SoftBank Vision Fund is joining a $300 million investment in Cloudminds, helping the Chinese robotics and artificial intelligence startup ramp up production capacity with the goal of tripling its revenue this year.

Cloudminds, which last raised money in 2017 at a $440 million valuation, aims to sell half a million of its robots this year to Chinese customers from banks and malls to hospitals, Chief Financial Officer Richard Tang said in an interview. The latest funds will bankroll, among other things, the expansion of a $20 million production line its building in Shanghai that should kick off output in June or July, he said during the Credit Suisse Asian Investment conference.

The latest funding, which Tang disclosed and has not been previously reported, is in its initial stages and subject to change, he said. Representatives for the Vision Fund, its largest external backer with nearly 30 percent of the company, were not immediately available for comment.

Four-year-old Cloudminds hopes to capitalize on a growing mania for robots across a swathe of industries from restaurants and retail to hotels. Its signature machine is the XR1, which for nearly $50,000 comes equipped with voice, motion and vision as a platform that other developers can then write software to customize. Its planning to expand into the United States (US) in a small way this year, selling several hundred robots, then Japan in 2020, Tang added.

### TO DO
A – Retype everything in the Cloudminds funding article from "SoftBank Vision Fund" down to "revenue this year.".
B – Extend the article about the Cloudminds funding round with a further passage that picks up after its last sentence.
None of the items is needed for the work on the Cloudminds article.

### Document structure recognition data

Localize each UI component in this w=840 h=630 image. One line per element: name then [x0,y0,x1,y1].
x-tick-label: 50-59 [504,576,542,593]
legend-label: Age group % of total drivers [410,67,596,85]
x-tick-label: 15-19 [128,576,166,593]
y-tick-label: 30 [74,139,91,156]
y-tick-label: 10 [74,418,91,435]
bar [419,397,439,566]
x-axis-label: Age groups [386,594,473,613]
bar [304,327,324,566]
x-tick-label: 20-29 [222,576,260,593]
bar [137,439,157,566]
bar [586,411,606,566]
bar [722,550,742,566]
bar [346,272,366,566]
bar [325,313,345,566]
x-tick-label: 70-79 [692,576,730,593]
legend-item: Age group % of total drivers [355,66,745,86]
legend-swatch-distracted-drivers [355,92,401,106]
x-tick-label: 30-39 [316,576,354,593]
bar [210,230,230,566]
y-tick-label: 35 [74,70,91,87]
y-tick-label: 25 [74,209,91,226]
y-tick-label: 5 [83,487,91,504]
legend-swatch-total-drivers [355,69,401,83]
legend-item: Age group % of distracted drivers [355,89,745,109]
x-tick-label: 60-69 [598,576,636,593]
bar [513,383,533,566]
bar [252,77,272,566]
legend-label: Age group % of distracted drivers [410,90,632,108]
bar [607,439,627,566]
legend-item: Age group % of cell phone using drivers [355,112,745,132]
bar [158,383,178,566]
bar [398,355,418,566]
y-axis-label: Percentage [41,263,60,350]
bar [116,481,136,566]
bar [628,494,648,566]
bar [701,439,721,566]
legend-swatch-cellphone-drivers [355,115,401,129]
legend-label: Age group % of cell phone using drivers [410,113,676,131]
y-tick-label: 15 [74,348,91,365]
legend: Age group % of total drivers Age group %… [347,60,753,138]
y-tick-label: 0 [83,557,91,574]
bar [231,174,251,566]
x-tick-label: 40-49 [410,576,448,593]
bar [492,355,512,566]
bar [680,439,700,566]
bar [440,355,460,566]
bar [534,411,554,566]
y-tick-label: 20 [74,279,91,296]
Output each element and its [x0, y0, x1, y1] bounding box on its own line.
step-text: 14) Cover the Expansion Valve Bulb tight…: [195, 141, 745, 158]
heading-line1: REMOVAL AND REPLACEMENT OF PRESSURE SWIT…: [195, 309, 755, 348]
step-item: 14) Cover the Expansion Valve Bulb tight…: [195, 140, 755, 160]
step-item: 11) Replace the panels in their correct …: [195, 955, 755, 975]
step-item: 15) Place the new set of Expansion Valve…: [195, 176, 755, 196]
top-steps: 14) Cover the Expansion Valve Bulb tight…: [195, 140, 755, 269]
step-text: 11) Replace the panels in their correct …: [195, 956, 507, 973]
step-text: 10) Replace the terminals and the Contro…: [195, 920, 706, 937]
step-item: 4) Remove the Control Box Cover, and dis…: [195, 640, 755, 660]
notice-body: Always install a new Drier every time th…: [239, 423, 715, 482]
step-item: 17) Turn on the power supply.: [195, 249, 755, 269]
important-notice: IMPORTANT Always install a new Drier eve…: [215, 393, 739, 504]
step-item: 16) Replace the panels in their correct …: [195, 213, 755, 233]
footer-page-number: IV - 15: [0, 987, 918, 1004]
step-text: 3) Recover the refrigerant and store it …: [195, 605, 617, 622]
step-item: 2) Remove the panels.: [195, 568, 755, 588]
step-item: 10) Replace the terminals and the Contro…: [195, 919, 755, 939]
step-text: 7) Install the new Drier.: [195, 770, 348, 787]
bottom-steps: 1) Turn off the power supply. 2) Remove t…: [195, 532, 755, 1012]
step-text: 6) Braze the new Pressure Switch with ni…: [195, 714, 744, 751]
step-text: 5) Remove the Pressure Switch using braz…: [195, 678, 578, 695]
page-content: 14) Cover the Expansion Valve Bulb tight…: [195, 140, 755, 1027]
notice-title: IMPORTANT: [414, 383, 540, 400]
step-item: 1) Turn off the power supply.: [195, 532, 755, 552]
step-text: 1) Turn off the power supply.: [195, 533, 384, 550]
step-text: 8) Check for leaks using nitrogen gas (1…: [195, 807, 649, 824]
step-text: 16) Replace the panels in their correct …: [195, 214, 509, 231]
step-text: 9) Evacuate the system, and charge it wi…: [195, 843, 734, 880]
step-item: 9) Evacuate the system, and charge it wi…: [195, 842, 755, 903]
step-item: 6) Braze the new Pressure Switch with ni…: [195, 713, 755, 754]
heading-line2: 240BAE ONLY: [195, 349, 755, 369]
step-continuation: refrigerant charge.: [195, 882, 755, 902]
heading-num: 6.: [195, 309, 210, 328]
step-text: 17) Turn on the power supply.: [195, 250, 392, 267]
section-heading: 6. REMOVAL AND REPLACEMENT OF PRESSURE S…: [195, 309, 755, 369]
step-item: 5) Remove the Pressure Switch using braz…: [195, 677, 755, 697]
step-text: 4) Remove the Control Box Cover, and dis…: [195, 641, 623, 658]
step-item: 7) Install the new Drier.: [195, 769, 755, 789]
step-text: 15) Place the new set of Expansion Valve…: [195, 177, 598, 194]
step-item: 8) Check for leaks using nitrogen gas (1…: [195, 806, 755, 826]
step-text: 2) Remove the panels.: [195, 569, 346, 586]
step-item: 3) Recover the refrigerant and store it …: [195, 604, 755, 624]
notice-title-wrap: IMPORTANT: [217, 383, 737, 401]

### RESULTS OF THE TASKS
A –
SoftBank Vision Fund is joining a $300 million investment in Cloudminds, helping the Chinese robotics and artificial intelligence startup ramp up production capacity with the goal of tripling its revenue this year.

B –
Robots have so far failed to fire the public’s imagination outside of factories and warehouses. Boston Dynamics, a much-ballyhooed firm started by engineers from the Massachusetts Institute of Technology (MIT), for example, spent more than a dozen years developing four-legged automatons but still hasnt proven they can be commercialized. Most of the $2.1 billion spent by consumers in 2017 on household robots was for automated vacuum cleaners and lawn-mowers -- not exactly cutting-edge.

Still, the company builds robots with greater dexterity and versatility than Boston Dynamics or SoftBank Group Corp’s own Pepper, Tang claims. Its XR1 can hold an egg, sew with a needle and pour water, he said. Its machines, which can function as guards in a residential complex or as service droids, combine internet computing power with in-device processing, Tang added.

While the XR1 and its ilk can record images and sound, Tang says it needs user-permission to collect and store information such as facial data. Its deepening its footprint in America but Tang said any US data it collects will be stored locally, not transmitted overseas.